Text block:
----------

We are aware that our study has several limitations; one relevant limitation is the small patient count. We needed to exclude several patients because of Se supplementation sometime during ICU stay. As this did not follow strict standardization, we also were not able to retrospectively compare one group with and one group without supplementation, but rather had to exclude patients who received Se during the observation period (90 days after trauma). The substantially new information of the present study is that SE deficiency occurs strong and very early in these patients, already at 1 h after the trauma. We may need to think about very early supplementation to investigate on later benefits like reduced MOF or mortality rates in a randomized controlled trial.
Another potential bias is that trace element levels in critical patients were decreased by factors such as increased oxidative stress, use of anti-oxidant systems, hemodilution with fluid resuscitation, renal replacement therapies, losses in biological fluids, and inadequate intake. The patients in our study required resuscitation with blood components and crystalloids which may influence SE and SELENOP levels. As blood products from healthy donors also contain trace elements like SE, dilution effects are rather caused by crystalloid fluid resuscitation and less than by blood product resuscitation. However, even if these circumstances cause low plasma levels, the effect on the patients’ immune system would be the same.
Furthermore, assorting patients according to APACHE II, lung injury by Horowitz quotient and finally outcome are connected to each other and cannot be strictly regarded separately. However, we consider that our data evaluation enables the identification of certain patient subgroups that are especially at risk for relevant Se deficit and may especially profit from substitution.

----------

What is being asked: Please return everything in the study limitations passage above from "Another potential bias" down to "be the same.", copied word for word.

----------

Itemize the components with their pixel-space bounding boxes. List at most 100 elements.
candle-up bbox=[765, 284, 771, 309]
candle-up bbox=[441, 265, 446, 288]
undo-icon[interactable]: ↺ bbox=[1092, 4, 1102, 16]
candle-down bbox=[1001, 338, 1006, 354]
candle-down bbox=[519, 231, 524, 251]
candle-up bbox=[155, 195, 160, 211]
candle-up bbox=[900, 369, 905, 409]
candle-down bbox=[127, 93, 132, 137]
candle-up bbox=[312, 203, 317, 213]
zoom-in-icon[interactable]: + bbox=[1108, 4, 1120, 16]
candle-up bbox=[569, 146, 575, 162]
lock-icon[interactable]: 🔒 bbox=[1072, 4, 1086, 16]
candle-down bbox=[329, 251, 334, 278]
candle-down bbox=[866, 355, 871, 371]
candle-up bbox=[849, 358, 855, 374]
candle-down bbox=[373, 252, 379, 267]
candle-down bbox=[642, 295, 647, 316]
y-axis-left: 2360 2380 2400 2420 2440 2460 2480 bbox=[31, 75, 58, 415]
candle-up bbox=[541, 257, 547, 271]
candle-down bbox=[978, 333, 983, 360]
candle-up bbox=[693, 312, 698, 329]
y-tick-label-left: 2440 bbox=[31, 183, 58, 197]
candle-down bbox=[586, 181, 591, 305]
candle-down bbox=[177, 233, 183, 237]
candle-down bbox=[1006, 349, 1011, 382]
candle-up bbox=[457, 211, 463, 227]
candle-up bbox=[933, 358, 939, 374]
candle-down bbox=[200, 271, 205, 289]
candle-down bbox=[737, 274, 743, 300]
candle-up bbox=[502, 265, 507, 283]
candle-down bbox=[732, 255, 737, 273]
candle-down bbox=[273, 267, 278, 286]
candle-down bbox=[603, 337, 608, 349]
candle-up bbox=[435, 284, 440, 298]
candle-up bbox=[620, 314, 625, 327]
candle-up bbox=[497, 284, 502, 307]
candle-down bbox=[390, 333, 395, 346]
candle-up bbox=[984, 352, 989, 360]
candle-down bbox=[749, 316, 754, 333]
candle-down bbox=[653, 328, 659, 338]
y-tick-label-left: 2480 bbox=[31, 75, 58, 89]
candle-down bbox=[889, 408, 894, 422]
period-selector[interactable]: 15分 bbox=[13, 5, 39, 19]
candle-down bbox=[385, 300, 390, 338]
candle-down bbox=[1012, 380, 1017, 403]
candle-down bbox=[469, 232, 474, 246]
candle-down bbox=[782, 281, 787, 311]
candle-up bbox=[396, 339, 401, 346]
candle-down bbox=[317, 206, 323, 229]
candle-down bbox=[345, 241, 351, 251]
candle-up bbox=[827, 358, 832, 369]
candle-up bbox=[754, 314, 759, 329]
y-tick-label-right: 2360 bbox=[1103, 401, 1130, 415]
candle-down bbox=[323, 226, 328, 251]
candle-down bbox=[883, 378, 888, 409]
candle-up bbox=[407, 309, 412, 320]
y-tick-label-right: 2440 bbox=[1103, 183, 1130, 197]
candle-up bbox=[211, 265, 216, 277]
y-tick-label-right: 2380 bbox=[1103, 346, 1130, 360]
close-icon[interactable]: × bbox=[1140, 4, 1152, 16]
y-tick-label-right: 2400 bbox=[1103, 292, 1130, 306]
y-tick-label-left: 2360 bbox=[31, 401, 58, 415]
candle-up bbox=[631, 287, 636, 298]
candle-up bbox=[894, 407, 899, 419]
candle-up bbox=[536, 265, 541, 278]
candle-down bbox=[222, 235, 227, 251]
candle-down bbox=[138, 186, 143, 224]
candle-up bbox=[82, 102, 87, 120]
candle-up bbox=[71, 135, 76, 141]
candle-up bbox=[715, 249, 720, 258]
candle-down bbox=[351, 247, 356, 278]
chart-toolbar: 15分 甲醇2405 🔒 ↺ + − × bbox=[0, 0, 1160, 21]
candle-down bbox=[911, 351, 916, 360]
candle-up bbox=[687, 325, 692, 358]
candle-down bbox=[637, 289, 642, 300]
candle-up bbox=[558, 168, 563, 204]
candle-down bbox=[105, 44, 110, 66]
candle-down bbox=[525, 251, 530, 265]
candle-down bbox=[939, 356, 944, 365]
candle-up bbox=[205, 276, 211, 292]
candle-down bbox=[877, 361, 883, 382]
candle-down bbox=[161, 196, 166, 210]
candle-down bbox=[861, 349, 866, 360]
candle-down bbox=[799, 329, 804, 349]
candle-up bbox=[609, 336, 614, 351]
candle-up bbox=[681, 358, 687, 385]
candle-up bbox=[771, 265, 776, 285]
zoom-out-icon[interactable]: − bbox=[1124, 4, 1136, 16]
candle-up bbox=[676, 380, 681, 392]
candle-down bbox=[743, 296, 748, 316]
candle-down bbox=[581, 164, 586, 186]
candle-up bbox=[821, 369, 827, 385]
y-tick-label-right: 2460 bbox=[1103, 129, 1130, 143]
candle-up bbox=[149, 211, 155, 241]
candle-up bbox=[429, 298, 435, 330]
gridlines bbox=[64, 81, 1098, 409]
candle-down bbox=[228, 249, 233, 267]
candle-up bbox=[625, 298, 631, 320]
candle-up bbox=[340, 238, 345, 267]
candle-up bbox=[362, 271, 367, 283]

----------

Answer section:
Another potential bias is that trace element levels in critical patients were decreased by factors such as increased oxidative stress, use of anti-oxidant systems, hemodilution with fluid resuscitation, renal replacement therapies, losses in biological fluids, and inadequate intake. The patients in our study required resuscitation with blood components and crystalloids which may influence SE and SELENOP levels. As blood products from healthy donors also contain trace elements like SE, dilution effects are rather caused by crystalloid fluid resuscitation and less than by blood product resuscitation. However, even if these circumstances cause low plasma levels, the effect on the patients’ immune system would be the same.